Your task is to repeat the entries word for word while leaving out the pictures.

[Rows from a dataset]
◇ ◇ ◇ ◇ ◇ ◇ ◇

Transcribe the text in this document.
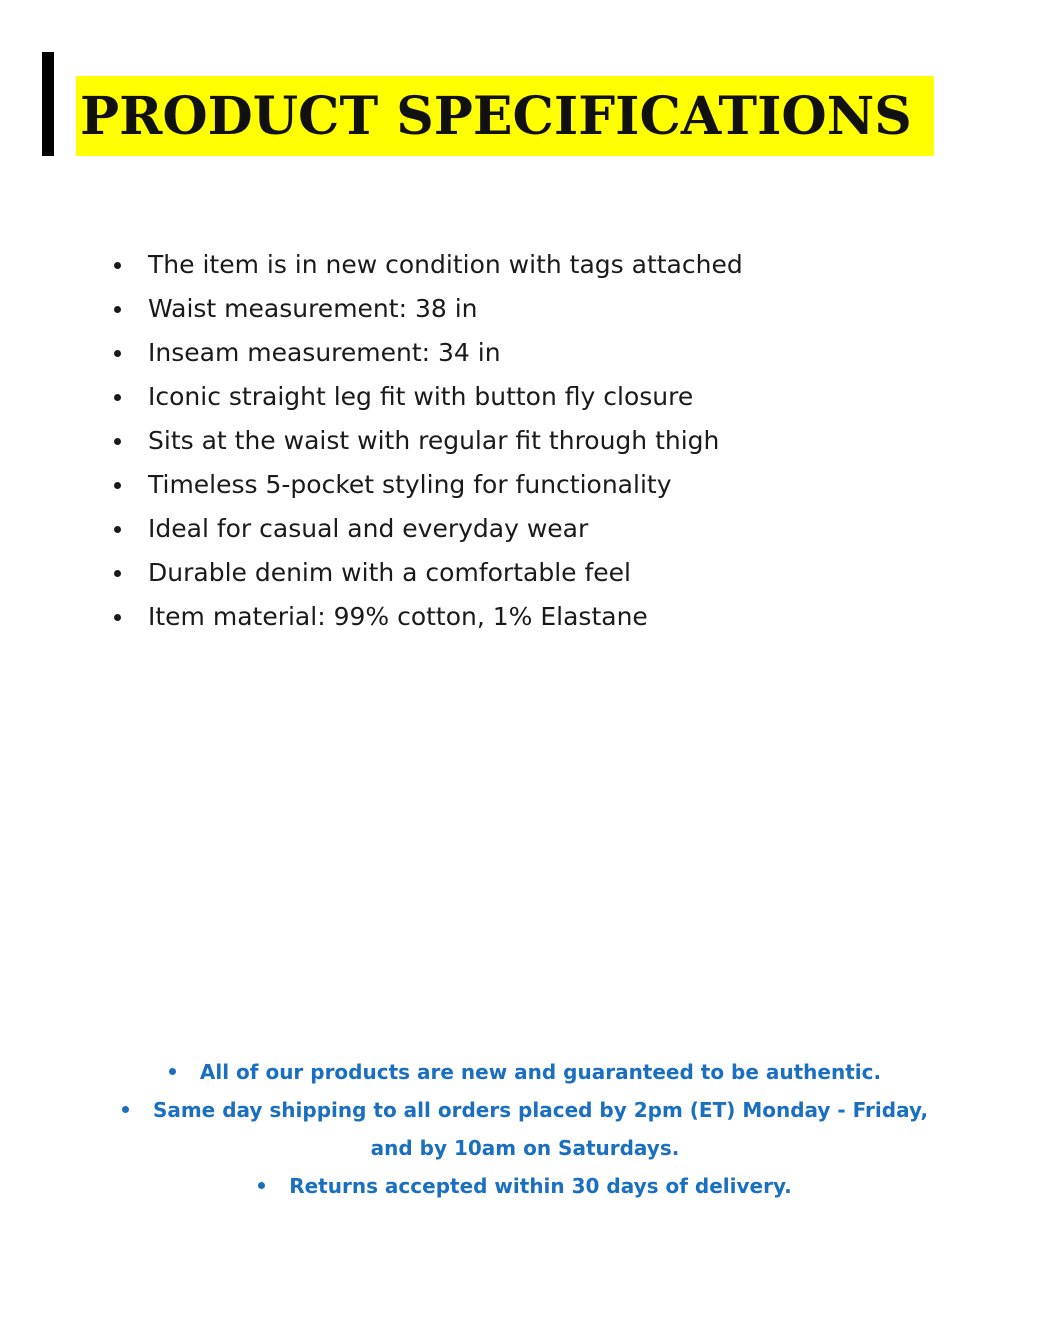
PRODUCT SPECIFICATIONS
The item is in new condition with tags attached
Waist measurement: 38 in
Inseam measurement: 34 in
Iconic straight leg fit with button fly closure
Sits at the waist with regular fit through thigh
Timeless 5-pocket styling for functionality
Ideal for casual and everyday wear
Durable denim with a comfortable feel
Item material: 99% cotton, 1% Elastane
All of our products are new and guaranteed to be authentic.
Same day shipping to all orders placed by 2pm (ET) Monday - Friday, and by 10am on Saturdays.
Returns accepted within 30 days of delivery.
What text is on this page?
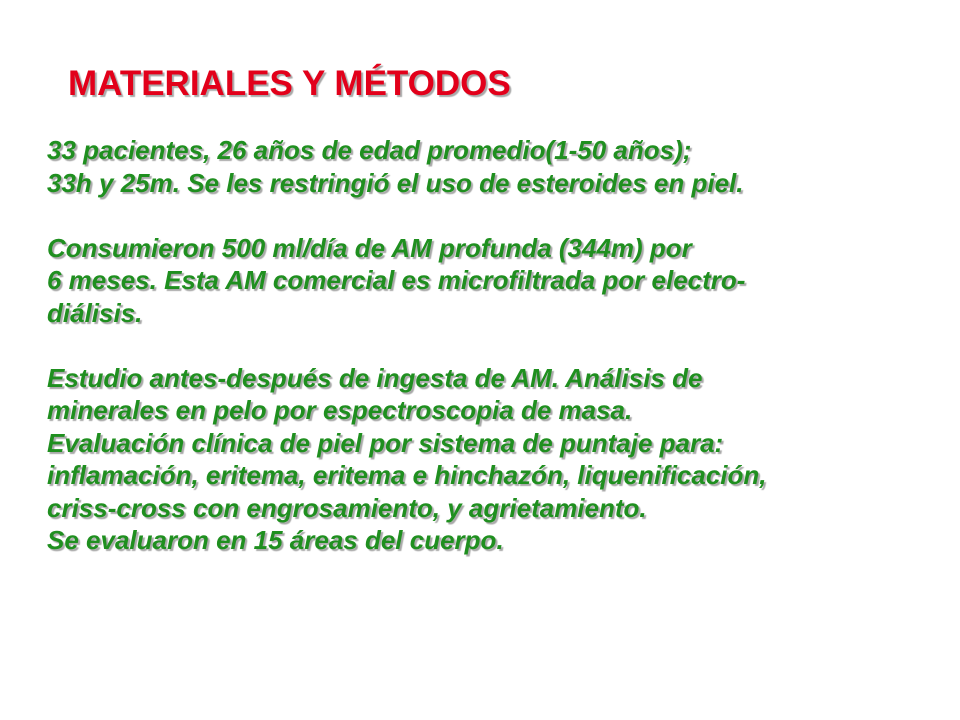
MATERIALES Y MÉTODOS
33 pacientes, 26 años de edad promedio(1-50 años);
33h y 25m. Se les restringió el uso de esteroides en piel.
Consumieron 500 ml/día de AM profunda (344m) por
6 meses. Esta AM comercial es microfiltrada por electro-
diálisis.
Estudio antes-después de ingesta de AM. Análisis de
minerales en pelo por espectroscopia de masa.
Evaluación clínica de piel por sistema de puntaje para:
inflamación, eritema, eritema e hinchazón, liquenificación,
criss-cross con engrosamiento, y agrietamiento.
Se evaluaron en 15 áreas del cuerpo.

◇ ◇ ◇ ◇ ◇ ◇ ◇

### Exercise answer
Transcribe the text in this document.
PRODUCT SPECIFICATIONS
The item is in new condition with tags attached
Waist measurement: 38 in
Inseam measurement: 34 in
Iconic straight leg fit with button fly closure
Sits at the waist with regular fit through thigh
Timeless 5-pocket styling for functionality
Ideal for casual and everyday wear
Durable denim with a comfortable feel
Item material: 99% cotton, 1% Elastane
All of our products are new and guaranteed to be authentic.
Same day shipping to all orders placed by 2pm (ET) Monday - Friday, and by 10am on Saturdays.
Returns accepted within 30 days of delivery.
What text is on this page?
MATERIALES Y MÉTODOS
33 pacientes, 26 años de edad promedio(1-50 años);
33h y 25m. Se les restringió el uso de esteroides en piel.
Consumieron 500 ml/día de AM profunda (344m) por
6 meses. Esta AM comercial es microfiltrada por electro-
diálisis.
Estudio antes-después de ingesta de AM. Análisis de
minerales en pelo por espectroscopia de masa.
Evaluación clínica de piel por sistema de puntaje para:
inflamación, eritema, eritema e hinchazón, liquenificación,
criss-cross con engrosamiento, y agrietamiento.
Se evaluaron en 15 áreas del cuerpo.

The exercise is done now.